Stored entries
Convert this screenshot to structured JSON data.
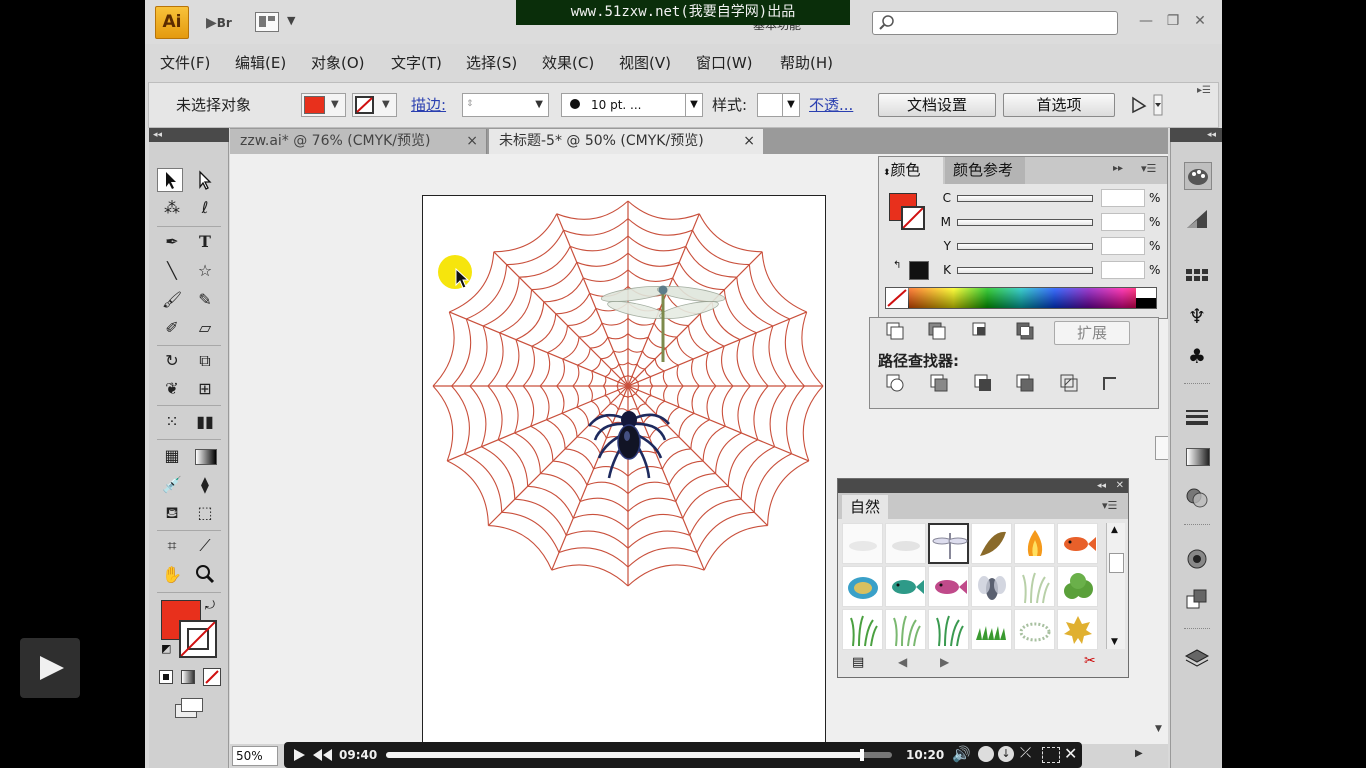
{
  "app": {
    "logo": "Ai",
    "bridge_label": "Br",
    "banner": "www.51zxw.net(我要自学网)出品",
    "workspace_label": "基本功能"
  },
  "menu": [
    "文件(F)",
    "编辑(E)",
    "对象(O)",
    "文字(T)",
    "选择(S)",
    "效果(C)",
    "视图(V)",
    "窗口(W)",
    "帮助(H)"
  ],
  "control_bar": {
    "selection_status": "未选择对象",
    "stroke_label": "描边:",
    "brush_size": "10 pt. ...",
    "style_label": "样式:",
    "opacity_link": "不透...",
    "doc_setup_button": "文档设置",
    "prefs_button": "首选项"
  },
  "tabs": [
    {
      "label": "zzw.ai* @ 76% (CMYK/预览)",
      "close": "×"
    },
    {
      "label": "未标题-5* @ 50% (CMYK/预览)",
      "close": "×"
    }
  ],
  "color_panel": {
    "tabs": [
      "颜色",
      "颜色参考"
    ],
    "sliders": [
      {
        "label": "C",
        "value": ""
      },
      {
        "label": "M",
        "value": ""
      },
      {
        "label": "Y",
        "value": ""
      },
      {
        "label": "K",
        "value": ""
      }
    ],
    "percent": "%"
  },
  "pathfinder_panel": {
    "expand_button": "扩展",
    "title": "路径查找器:"
  },
  "symbols_panel": {
    "tab": "自然"
  },
  "status": {
    "zoom": "50%"
  },
  "player": {
    "current_time": "09:40",
    "total_time": "10:20",
    "progress": 0.94
  },
  "colors": {
    "fill": "#e8301c",
    "web": "#c9503c",
    "banner_bg": "#0a2e0a",
    "spider": "#1e2a5e"
  }
}
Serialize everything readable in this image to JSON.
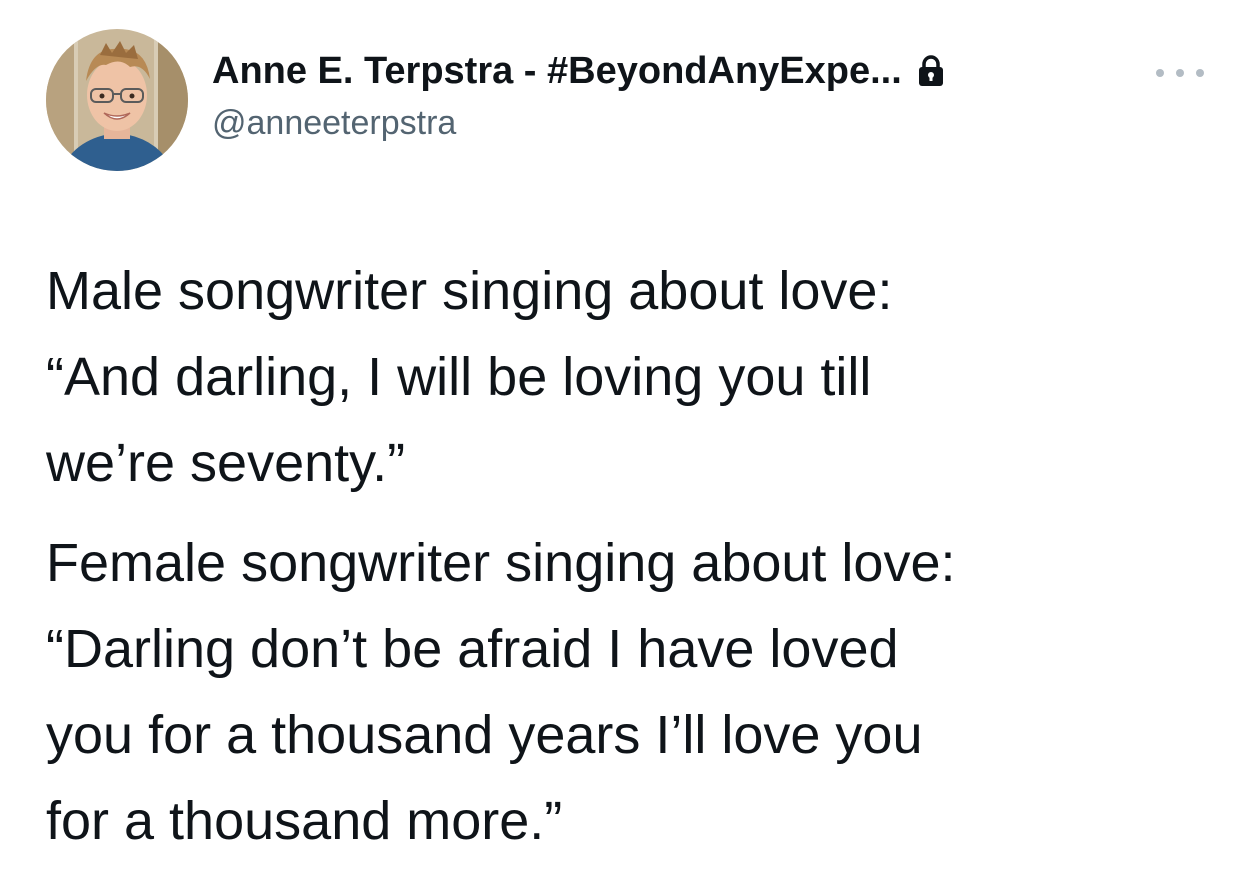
{
  "tweet": {
    "author": {
      "display_name": "Anne E. Terpstra - #BeyondAnyExpe...",
      "handle": "@anneeterpstra",
      "protected_icon": "lock-icon"
    },
    "more_icon": "more-horizontal-icon",
    "paragraphs": [
      "Male songwriter singing about love:\n“And darling, I will be loving you till\nwe’re seventy.”",
      "Female songwriter singing about love:\n“Darling don’t be afraid I have loved\nyou for a thousand years I’ll love you\nfor a thousand more.”"
    ]
  }
}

→ **DIRECTIONS**:
Repeat all of the entries word for word, but omit the pictures.

→ **ANSWER BELOW**:
Convert this screenshot to structured JSON data.
{
  "app": {
    "logo": "Ai",
    "bridge_label": "Br",
    "banner": "www.51zxw.net(我要自学网)出品",
    "workspace_label": "基本功能"
  },
  "menu": [
    "文件(F)",
    "编辑(E)",
    "对象(O)",
    "文字(T)",
    "选择(S)",
    "效果(C)",
    "视图(V)",
    "窗口(W)",
    "帮助(H)"
  ],
  "control_bar": {
    "selection_status": "未选择对象",
    "stroke_label": "描边:",
    "brush_size": "10 pt. ...",
    "style_label": "样式:",
    "opacity_link": "不透...",
    "doc_setup_button": "文档设置",
    "prefs_button": "首选项"
  },
  "tabs": [
    {
      "label": "zzw.ai* @ 76% (CMYK/预览)",
      "close": "×"
    },
    {
      "label": "未标题-5* @ 50% (CMYK/预览)",
      "close": "×"
    }
  ],
  "color_panel": {
    "tabs": [
      "颜色",
      "颜色参考"
    ],
    "sliders": [
      {
        "label": "C",
        "value": ""
      },
      {
        "label": "M",
        "value": ""
      },
      {
        "label": "Y",
        "value": ""
      },
      {
        "label": "K",
        "value": ""
      }
    ],
    "percent": "%"
  },
  "pathfinder_panel": {
    "expand_button": "扩展",
    "title": "路径查找器:"
  },
  "symbols_panel": {
    "tab": "自然"
  },
  "status": {
    "zoom": "50%"
  },
  "player": {
    "current_time": "09:40",
    "total_time": "10:20",
    "progress": 0.94
  },
  "colors": {
    "fill": "#e8301c",
    "web": "#c9503c",
    "banner_bg": "#0a2e0a",
    "spider": "#1e2a5e"
  }
}
Serialize everything readable in this image to JSON.
{
  "tweet": {
    "author": {
      "display_name": "Anne E. Terpstra - #BeyondAnyExpe...",
      "handle": "@anneeterpstra",
      "protected_icon": "lock-icon"
    },
    "more_icon": "more-horizontal-icon",
    "paragraphs": [
      "Male songwriter singing about love:\n“And darling, I will be loving you till\nwe’re seventy.”",
      "Female songwriter singing about love:\n“Darling don’t be afraid I have loved\nyou for a thousand years I’ll love you\nfor a thousand more.”"
    ]
  }
}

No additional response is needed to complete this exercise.